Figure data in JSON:
──────────────────────────────
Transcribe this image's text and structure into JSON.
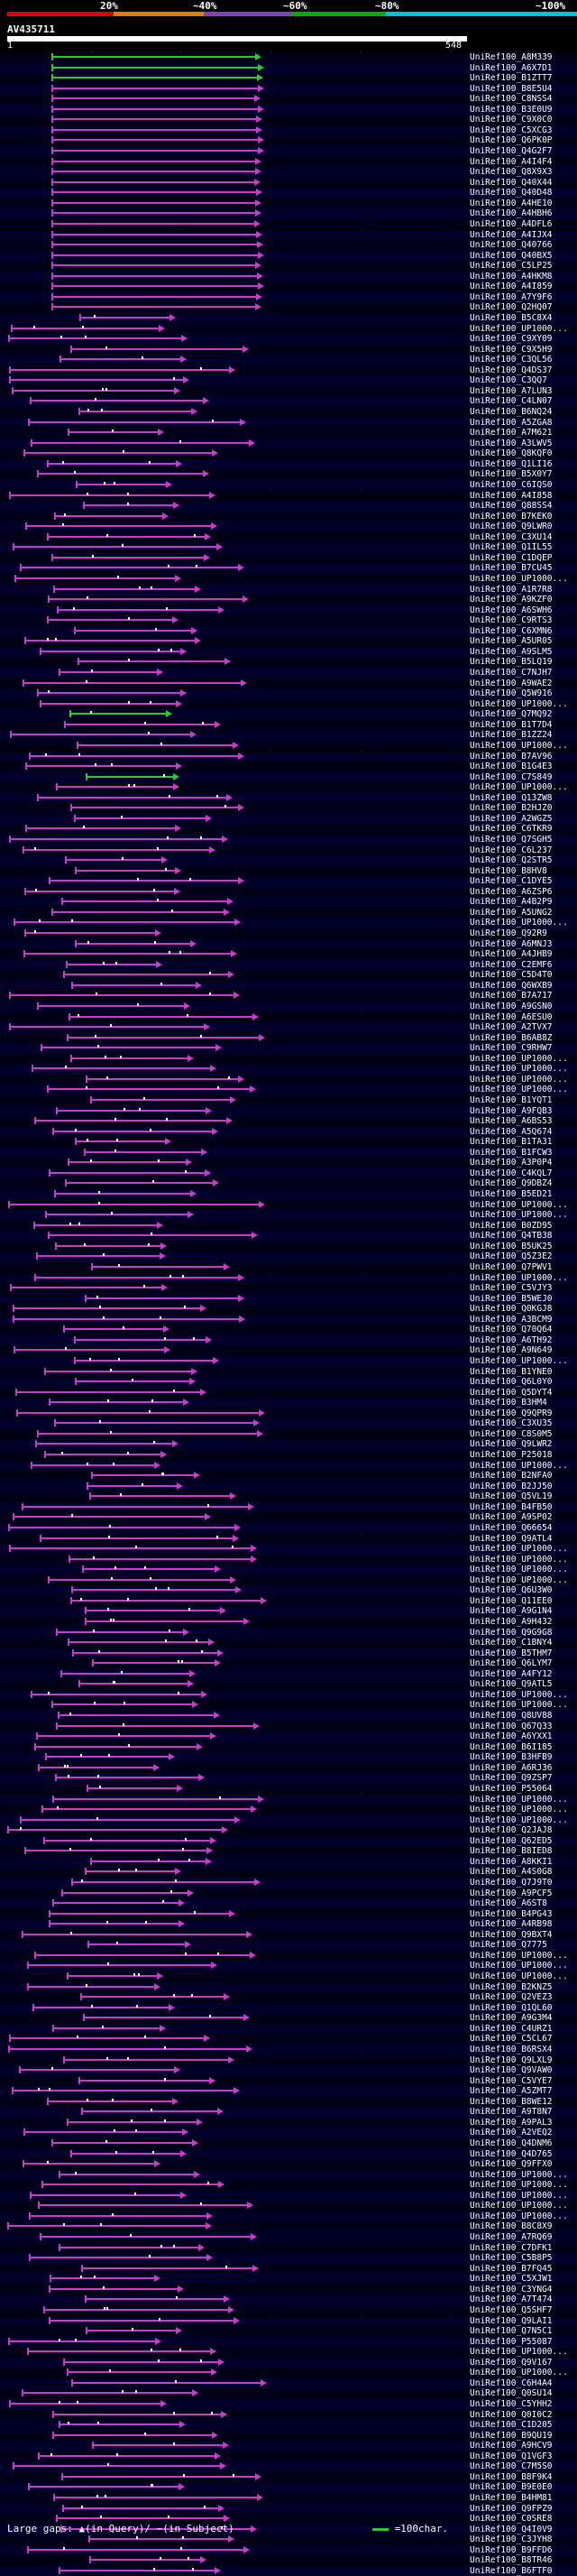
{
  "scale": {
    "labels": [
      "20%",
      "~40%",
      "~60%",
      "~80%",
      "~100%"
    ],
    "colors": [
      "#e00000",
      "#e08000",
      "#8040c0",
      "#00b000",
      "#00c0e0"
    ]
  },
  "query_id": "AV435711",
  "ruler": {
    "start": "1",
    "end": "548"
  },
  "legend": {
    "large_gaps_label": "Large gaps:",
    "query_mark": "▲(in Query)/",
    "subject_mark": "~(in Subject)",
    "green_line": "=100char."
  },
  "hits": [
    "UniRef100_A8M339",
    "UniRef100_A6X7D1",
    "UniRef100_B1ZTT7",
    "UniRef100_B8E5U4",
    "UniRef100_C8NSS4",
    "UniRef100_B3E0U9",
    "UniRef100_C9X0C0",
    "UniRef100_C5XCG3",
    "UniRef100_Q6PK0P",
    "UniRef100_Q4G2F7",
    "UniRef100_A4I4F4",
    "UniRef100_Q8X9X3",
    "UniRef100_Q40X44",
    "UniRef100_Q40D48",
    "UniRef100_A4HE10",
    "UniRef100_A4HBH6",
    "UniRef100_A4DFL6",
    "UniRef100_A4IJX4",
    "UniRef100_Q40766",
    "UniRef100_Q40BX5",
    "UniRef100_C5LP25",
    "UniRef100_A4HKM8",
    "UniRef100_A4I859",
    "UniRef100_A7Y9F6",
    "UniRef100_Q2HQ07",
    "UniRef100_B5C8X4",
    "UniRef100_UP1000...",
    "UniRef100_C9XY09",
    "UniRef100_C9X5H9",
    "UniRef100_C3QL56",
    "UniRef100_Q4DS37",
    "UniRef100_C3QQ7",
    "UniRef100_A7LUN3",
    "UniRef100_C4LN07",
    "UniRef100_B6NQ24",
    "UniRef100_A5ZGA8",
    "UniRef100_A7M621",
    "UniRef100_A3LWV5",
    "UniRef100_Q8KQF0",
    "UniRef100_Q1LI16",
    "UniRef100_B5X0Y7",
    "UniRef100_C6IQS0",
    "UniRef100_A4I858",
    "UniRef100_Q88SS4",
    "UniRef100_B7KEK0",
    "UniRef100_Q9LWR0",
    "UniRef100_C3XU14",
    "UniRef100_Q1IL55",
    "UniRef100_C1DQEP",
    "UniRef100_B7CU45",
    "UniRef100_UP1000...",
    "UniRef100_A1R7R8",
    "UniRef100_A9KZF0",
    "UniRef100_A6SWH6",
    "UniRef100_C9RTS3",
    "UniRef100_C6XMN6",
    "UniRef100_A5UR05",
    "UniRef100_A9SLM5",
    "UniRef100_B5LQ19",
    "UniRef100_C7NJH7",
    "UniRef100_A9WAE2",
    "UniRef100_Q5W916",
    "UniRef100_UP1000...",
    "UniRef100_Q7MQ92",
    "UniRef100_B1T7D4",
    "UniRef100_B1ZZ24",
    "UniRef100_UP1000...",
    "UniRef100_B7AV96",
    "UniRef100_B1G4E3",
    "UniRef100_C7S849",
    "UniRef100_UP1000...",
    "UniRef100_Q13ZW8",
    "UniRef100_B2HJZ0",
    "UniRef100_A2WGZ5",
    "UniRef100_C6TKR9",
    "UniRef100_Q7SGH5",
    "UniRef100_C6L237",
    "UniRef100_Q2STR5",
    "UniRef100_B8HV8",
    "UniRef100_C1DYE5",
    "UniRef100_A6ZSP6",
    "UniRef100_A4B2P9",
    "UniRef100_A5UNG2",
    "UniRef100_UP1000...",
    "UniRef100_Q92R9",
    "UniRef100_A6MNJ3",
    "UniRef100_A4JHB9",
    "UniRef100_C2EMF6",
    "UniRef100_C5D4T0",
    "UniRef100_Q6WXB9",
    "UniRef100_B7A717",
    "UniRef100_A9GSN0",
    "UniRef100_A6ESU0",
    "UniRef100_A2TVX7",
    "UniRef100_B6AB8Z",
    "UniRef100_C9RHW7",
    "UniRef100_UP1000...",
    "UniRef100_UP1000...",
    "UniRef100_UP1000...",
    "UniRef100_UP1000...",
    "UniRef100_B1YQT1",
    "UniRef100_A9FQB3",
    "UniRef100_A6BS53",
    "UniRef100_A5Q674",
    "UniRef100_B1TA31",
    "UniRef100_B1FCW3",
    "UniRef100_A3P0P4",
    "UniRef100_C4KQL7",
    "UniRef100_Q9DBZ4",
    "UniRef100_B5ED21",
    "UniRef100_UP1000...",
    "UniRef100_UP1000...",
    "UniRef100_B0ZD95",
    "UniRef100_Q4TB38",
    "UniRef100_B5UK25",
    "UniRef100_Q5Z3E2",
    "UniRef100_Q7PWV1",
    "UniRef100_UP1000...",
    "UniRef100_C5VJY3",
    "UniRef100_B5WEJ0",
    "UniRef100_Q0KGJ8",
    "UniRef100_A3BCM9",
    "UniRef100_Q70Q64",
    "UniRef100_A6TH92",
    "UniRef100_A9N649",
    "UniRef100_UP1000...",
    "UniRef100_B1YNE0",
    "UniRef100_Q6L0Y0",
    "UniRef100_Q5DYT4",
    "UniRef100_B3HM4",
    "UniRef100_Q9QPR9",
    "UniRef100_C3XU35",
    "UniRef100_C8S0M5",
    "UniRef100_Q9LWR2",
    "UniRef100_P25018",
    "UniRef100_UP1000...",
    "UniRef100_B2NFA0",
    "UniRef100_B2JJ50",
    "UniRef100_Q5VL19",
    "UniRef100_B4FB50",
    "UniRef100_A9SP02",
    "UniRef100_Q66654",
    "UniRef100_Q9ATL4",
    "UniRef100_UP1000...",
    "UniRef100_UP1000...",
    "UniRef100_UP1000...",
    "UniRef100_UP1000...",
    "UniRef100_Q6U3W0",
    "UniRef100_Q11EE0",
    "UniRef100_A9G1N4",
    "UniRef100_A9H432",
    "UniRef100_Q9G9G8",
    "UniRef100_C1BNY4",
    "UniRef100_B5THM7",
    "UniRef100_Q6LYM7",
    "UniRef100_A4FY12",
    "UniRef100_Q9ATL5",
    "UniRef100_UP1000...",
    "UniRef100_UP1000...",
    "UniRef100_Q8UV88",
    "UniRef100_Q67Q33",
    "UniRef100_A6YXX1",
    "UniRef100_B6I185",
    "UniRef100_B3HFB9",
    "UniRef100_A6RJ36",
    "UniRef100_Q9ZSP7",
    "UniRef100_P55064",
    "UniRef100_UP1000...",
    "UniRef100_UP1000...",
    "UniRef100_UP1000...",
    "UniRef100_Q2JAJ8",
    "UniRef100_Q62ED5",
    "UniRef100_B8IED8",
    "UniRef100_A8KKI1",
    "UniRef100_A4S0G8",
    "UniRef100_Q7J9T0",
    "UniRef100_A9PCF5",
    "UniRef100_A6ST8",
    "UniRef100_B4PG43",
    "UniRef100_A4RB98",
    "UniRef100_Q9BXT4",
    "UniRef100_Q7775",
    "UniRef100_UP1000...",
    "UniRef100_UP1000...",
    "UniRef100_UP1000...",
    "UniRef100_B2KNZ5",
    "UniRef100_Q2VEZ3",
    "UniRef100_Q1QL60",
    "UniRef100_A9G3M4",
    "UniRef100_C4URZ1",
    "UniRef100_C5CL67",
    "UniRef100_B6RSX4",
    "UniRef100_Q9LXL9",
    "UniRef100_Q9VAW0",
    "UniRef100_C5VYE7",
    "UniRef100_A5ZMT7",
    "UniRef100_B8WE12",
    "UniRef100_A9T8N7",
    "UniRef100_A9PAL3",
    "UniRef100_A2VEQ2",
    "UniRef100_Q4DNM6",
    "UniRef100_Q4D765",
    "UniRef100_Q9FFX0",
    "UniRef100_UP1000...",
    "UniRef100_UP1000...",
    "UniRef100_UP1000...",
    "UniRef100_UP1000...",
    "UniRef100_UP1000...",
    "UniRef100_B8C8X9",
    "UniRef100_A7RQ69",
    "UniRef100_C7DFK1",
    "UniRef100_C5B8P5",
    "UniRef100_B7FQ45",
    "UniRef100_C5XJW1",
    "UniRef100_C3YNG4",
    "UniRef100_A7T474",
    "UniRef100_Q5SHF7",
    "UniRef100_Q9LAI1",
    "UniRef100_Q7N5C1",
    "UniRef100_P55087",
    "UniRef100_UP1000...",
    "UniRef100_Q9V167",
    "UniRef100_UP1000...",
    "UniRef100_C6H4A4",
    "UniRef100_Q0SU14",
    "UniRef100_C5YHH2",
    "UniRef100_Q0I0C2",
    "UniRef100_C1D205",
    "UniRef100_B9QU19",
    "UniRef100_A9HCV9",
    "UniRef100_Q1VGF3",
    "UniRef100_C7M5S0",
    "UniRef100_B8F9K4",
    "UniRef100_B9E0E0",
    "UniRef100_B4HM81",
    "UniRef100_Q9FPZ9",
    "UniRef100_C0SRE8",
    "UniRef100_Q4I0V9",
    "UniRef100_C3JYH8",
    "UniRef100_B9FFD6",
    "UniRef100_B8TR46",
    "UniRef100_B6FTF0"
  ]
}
──────────────────────────────
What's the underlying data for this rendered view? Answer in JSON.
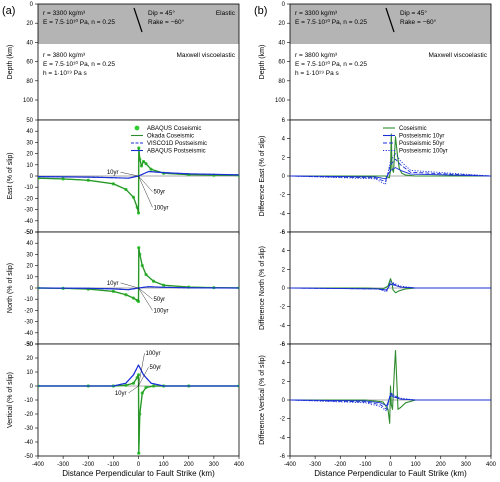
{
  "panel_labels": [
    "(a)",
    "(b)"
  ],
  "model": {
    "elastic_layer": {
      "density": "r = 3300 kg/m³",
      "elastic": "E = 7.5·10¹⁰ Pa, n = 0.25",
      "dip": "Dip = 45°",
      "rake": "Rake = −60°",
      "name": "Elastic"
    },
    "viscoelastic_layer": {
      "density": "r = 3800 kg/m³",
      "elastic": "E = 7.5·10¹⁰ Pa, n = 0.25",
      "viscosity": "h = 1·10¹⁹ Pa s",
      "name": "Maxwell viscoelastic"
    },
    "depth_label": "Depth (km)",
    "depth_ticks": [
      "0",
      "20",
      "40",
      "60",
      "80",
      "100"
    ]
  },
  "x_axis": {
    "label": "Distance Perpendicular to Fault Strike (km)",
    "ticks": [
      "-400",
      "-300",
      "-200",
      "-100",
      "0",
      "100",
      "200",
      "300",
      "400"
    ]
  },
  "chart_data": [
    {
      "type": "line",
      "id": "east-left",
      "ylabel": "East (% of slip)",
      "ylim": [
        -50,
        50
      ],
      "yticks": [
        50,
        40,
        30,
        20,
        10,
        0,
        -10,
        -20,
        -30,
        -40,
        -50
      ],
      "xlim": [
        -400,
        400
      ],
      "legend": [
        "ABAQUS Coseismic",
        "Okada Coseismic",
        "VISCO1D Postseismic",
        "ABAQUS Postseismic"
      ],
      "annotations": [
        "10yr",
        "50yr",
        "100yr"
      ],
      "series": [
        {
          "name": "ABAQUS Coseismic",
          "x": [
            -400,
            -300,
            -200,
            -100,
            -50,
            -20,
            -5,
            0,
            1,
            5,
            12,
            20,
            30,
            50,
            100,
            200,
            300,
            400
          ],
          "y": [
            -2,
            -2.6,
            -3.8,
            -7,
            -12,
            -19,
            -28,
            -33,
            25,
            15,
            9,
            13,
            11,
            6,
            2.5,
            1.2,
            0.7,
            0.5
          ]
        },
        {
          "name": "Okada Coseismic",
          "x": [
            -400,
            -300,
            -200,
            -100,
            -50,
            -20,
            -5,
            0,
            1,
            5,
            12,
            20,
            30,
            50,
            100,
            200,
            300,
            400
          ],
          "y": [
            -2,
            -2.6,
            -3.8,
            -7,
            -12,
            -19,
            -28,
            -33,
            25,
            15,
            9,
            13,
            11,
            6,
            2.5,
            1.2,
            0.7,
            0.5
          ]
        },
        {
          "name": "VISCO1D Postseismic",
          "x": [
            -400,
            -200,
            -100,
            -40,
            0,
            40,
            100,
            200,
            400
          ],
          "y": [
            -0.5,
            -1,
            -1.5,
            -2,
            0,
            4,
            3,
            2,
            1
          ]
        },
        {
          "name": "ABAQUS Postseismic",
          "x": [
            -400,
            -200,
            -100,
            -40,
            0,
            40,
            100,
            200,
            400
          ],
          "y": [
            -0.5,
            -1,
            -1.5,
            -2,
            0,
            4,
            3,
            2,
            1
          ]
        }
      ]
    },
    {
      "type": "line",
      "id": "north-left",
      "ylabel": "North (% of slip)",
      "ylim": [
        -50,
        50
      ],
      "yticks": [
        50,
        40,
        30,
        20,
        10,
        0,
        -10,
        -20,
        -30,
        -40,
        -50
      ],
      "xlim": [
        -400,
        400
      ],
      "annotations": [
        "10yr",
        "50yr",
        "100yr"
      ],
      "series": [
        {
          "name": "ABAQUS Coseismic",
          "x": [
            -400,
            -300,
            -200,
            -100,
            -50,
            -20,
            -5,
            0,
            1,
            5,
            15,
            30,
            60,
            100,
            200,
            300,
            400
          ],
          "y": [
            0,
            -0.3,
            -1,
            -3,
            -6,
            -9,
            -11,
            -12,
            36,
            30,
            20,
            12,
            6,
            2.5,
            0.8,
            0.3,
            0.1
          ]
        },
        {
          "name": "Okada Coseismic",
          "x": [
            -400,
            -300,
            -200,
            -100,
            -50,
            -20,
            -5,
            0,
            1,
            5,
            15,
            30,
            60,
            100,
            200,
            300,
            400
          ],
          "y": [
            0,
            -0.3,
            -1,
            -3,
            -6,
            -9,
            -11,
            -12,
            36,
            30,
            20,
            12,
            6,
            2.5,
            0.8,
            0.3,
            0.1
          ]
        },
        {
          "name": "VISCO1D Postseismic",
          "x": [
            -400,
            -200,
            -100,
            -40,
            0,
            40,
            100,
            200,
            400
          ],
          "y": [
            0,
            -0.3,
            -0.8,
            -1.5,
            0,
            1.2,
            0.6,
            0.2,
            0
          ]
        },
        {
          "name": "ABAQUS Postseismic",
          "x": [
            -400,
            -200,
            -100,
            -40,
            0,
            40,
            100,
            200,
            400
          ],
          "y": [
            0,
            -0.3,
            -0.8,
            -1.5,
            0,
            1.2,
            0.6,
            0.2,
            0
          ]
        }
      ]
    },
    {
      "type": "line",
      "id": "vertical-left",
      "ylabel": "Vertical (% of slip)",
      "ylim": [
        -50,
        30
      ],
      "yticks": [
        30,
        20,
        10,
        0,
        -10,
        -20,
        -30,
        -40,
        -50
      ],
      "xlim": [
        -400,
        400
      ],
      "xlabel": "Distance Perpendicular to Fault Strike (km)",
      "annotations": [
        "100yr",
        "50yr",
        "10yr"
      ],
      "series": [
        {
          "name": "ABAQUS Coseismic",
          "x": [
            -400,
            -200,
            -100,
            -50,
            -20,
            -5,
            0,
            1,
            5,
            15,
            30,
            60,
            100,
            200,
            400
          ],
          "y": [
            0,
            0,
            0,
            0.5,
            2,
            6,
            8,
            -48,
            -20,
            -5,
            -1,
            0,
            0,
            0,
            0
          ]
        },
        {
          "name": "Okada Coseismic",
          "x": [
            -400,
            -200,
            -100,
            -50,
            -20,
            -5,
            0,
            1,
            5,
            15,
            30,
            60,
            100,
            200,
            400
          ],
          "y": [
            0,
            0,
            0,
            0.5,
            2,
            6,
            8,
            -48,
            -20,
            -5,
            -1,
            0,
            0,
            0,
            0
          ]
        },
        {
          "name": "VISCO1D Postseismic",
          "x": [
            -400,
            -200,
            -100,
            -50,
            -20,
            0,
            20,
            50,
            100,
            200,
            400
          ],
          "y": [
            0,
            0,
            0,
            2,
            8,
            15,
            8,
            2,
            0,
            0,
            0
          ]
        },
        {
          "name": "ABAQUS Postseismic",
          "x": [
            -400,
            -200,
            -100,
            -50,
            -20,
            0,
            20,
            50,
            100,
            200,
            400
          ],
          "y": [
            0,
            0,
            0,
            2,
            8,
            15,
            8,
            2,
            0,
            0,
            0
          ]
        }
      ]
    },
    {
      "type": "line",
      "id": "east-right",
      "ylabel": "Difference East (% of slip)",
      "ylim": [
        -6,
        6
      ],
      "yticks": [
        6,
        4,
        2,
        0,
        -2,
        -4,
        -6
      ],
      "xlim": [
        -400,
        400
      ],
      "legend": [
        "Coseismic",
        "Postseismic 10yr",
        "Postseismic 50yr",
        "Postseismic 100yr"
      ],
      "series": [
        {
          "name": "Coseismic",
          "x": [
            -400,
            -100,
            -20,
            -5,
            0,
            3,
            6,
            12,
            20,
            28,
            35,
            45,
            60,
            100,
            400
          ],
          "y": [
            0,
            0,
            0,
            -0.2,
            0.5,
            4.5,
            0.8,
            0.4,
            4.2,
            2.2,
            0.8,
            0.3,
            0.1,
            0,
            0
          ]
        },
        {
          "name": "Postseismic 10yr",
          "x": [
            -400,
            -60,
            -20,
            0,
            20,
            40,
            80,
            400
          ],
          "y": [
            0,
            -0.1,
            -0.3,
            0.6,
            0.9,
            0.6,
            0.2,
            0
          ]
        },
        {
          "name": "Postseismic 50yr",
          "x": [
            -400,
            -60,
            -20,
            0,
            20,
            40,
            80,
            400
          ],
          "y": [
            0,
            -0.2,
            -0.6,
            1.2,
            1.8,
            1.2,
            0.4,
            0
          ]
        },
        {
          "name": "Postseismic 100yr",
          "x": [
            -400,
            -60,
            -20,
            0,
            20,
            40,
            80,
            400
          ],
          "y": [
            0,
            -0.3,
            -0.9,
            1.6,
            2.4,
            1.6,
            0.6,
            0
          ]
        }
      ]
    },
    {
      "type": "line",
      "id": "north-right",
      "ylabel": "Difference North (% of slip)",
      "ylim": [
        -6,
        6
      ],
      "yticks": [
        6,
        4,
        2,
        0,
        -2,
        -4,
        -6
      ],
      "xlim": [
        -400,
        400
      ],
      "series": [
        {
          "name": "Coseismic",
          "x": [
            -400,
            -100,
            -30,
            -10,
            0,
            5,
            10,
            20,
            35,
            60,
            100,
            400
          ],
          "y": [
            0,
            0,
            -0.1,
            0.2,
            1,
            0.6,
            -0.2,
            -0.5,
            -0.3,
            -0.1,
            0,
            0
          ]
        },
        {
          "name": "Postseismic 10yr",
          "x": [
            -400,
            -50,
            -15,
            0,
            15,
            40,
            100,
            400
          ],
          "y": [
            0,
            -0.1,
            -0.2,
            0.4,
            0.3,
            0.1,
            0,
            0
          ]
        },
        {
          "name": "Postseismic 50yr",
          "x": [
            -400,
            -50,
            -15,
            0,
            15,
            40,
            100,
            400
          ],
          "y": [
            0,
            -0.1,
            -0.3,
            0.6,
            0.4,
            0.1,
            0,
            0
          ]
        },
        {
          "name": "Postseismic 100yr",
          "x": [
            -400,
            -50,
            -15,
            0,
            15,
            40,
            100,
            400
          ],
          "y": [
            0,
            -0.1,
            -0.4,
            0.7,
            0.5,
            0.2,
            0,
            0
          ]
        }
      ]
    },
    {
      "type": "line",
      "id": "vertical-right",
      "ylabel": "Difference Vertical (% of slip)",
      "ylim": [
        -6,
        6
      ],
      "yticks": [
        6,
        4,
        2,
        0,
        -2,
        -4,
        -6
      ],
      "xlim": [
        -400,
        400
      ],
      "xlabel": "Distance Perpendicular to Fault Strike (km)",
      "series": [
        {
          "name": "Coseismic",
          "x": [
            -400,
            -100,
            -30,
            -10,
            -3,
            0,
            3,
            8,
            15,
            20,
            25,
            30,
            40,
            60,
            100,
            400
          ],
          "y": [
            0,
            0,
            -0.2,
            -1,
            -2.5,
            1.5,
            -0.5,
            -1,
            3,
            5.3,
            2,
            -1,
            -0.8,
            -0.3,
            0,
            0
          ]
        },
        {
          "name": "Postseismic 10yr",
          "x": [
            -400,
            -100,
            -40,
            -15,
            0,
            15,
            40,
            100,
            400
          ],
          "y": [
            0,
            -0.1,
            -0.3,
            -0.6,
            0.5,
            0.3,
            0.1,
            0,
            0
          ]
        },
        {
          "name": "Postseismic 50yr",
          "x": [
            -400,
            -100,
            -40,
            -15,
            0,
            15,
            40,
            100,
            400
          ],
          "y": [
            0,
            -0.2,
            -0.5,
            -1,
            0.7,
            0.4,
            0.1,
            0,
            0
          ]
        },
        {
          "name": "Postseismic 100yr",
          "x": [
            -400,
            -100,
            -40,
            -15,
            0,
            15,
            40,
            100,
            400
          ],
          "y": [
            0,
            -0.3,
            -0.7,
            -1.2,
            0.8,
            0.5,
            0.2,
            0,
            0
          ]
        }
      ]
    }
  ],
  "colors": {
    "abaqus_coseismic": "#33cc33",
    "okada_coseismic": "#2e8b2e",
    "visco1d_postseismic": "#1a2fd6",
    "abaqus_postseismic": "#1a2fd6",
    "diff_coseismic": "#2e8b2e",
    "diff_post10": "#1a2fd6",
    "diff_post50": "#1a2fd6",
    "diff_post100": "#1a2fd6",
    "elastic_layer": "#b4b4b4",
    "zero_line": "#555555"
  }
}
──────────────────────────────
=== TO BE DONE ===
Show all lines in the entries above where the string "slip" appears.

=== ANSWER BELOW ===
      "ylabel": "East (% of slip)",
      "ylabel": "North (% of slip)",
      "ylabel": "Vertical (% of slip)",
      "ylabel": "Difference East (% of slip)",
      "ylabel": "Difference North (% of slip)",
      "ylabel": "Difference Vertical (% of slip)",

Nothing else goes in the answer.